• EXERCISE TASK
Please retype the stretch from the line containing "I need the location" through the line containing "chrome-icon[interactable]: [764, 692, 784, 712]" in the items below, leaving out the pictures.

• STORED RECORDS
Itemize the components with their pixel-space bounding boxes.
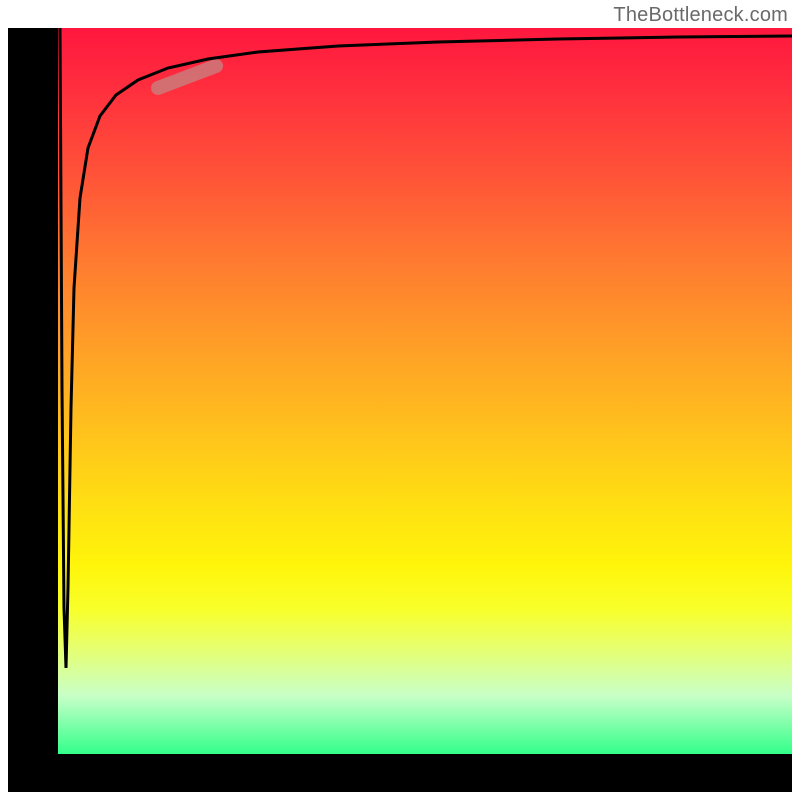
--
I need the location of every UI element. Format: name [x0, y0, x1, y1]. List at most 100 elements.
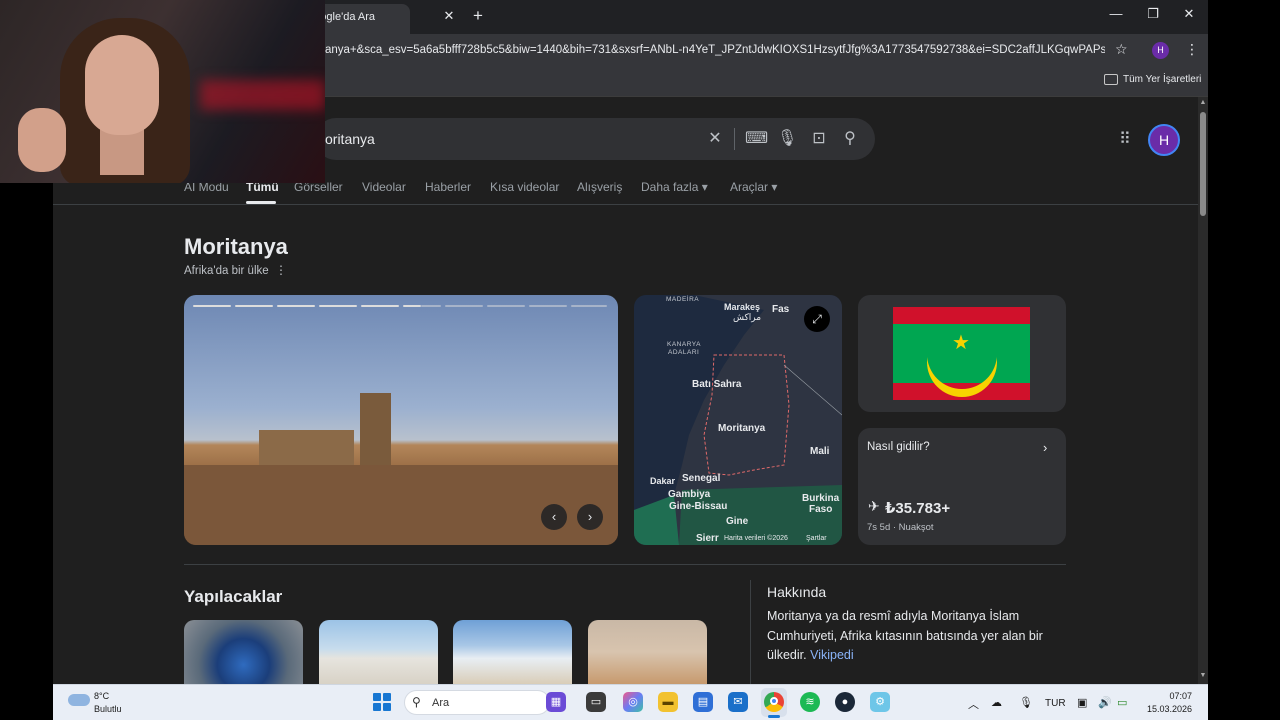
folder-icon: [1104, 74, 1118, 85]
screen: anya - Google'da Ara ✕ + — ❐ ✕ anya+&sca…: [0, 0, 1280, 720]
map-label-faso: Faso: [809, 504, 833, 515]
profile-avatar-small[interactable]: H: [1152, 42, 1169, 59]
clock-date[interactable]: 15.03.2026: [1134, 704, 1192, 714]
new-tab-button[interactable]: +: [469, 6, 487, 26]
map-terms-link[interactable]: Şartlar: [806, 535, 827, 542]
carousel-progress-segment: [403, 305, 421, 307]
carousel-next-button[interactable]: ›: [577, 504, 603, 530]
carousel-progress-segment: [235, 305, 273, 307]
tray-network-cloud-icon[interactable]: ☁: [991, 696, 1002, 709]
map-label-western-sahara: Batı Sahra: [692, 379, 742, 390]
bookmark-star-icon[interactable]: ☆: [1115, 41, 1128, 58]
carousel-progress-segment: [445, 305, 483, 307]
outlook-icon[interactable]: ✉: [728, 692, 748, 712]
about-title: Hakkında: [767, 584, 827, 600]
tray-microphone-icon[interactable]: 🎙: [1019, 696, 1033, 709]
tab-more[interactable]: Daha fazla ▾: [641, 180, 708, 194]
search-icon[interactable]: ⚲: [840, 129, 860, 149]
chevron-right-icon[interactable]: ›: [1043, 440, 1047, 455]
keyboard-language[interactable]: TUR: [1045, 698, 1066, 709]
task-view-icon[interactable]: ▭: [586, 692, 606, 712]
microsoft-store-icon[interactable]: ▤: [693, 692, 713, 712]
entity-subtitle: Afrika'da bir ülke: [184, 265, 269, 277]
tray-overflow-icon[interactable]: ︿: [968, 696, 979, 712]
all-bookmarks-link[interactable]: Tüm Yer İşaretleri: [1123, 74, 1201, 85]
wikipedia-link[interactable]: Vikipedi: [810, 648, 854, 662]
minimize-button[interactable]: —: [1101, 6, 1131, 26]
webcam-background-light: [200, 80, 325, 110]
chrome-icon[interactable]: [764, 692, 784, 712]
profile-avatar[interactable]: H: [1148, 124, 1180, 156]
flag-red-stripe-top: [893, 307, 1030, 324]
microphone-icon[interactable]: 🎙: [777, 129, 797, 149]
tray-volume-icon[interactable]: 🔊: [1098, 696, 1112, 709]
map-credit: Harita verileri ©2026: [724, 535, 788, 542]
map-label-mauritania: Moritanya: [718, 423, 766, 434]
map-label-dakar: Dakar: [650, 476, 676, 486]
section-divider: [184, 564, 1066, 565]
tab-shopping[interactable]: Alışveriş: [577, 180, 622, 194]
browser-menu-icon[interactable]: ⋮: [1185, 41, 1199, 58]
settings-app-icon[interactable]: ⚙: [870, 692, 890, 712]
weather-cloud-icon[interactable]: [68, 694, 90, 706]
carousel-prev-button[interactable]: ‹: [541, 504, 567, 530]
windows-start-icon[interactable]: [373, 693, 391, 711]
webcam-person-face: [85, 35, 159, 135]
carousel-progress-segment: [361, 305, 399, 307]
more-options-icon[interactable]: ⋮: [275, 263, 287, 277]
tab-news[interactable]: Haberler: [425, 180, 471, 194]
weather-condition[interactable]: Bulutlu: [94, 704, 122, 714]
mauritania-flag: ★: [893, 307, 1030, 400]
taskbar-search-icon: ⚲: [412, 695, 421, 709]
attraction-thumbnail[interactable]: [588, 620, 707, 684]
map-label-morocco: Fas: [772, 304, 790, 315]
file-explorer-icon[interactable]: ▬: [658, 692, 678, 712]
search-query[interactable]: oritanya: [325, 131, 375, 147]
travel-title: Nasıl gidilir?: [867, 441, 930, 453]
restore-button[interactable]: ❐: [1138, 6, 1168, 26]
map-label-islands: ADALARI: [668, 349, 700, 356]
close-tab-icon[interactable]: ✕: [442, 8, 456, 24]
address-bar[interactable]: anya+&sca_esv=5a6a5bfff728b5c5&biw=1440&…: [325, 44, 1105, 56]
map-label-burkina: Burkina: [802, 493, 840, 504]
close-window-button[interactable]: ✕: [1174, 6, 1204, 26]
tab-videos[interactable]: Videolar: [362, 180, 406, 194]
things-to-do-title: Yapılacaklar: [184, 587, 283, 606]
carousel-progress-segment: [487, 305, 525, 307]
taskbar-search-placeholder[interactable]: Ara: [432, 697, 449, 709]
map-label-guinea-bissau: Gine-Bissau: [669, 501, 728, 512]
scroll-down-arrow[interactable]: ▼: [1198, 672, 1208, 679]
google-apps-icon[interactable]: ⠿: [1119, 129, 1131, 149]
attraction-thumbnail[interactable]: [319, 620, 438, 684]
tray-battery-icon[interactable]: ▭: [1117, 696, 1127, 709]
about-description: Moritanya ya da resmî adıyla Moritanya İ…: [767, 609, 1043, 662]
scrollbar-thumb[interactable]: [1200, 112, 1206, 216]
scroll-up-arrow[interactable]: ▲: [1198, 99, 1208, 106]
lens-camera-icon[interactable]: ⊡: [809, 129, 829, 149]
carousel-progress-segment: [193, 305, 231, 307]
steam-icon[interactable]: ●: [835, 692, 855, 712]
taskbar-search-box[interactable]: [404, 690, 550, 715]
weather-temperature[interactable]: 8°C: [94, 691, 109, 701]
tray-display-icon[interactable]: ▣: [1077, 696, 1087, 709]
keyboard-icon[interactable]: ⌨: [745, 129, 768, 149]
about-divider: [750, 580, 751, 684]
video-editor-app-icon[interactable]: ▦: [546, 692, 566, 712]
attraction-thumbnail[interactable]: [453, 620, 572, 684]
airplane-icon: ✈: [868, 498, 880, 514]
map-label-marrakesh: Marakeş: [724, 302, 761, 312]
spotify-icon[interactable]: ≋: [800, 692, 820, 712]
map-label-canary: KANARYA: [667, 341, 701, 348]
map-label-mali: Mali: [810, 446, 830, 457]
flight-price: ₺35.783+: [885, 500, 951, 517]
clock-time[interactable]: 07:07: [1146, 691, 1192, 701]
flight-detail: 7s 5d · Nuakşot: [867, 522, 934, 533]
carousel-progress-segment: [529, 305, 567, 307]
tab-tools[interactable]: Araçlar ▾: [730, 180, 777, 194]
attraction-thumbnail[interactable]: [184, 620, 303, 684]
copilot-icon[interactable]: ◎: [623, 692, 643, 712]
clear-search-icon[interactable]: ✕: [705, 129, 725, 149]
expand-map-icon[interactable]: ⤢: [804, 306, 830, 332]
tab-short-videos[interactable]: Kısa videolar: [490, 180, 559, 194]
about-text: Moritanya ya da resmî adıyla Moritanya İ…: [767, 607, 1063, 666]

• SOLUTION TO THIS TASK
I need the location of every UI element. Format: name [x0, y0, x1, y1]. List at most 100 elements.
folder-icon: [1104, 74, 1118, 85]
screen: anya - Google'da Ara ✕ + — ❐ ✕ anya+&sca…: [0, 0, 1280, 720]
map-label-faso: Faso: [809, 504, 833, 515]
profile-avatar-small[interactable]: H: [1152, 42, 1169, 59]
clock-date[interactable]: 15.03.2026: [1134, 704, 1192, 714]
new-tab-button[interactable]: +: [469, 6, 487, 26]
map-terms-link[interactable]: Şartlar: [806, 535, 827, 542]
carousel-progress-segment: [403, 305, 421, 307]
carousel-next-button[interactable]: ›: [577, 504, 603, 530]
carousel-progress-segment: [235, 305, 273, 307]
tray-network-cloud-icon[interactable]: ☁: [991, 696, 1002, 709]
map-label-western-sahara: Batı Sahra: [692, 379, 742, 390]
bookmark-star-icon[interactable]: ☆: [1115, 41, 1128, 58]
carousel-progress-segment: [445, 305, 483, 307]
outlook-icon[interactable]: ✉: [728, 692, 748, 712]
about-title: Hakkında: [767, 584, 827, 600]
tray-microphone-icon[interactable]: 🎙: [1019, 696, 1033, 709]
tab-more[interactable]: Daha fazla ▾: [641, 180, 708, 194]
search-icon[interactable]: ⚲: [840, 129, 860, 149]
chevron-right-icon[interactable]: ›: [1043, 440, 1047, 455]
keyboard-language[interactable]: TUR: [1045, 698, 1066, 709]
task-view-icon[interactable]: ▭: [586, 692, 606, 712]
microsoft-store-icon[interactable]: ▤: [693, 692, 713, 712]
entity-subtitle: Afrika'da bir ülke: [184, 265, 269, 277]
tray-overflow-icon[interactable]: ︿: [968, 696, 979, 712]
all-bookmarks-link[interactable]: Tüm Yer İşaretleri: [1123, 74, 1201, 85]
wikipedia-link[interactable]: Vikipedi: [810, 648, 854, 662]
minimize-button[interactable]: —: [1101, 6, 1131, 26]
webcam-background-light: [200, 80, 325, 110]
chrome-icon[interactable]: [764, 692, 784, 712]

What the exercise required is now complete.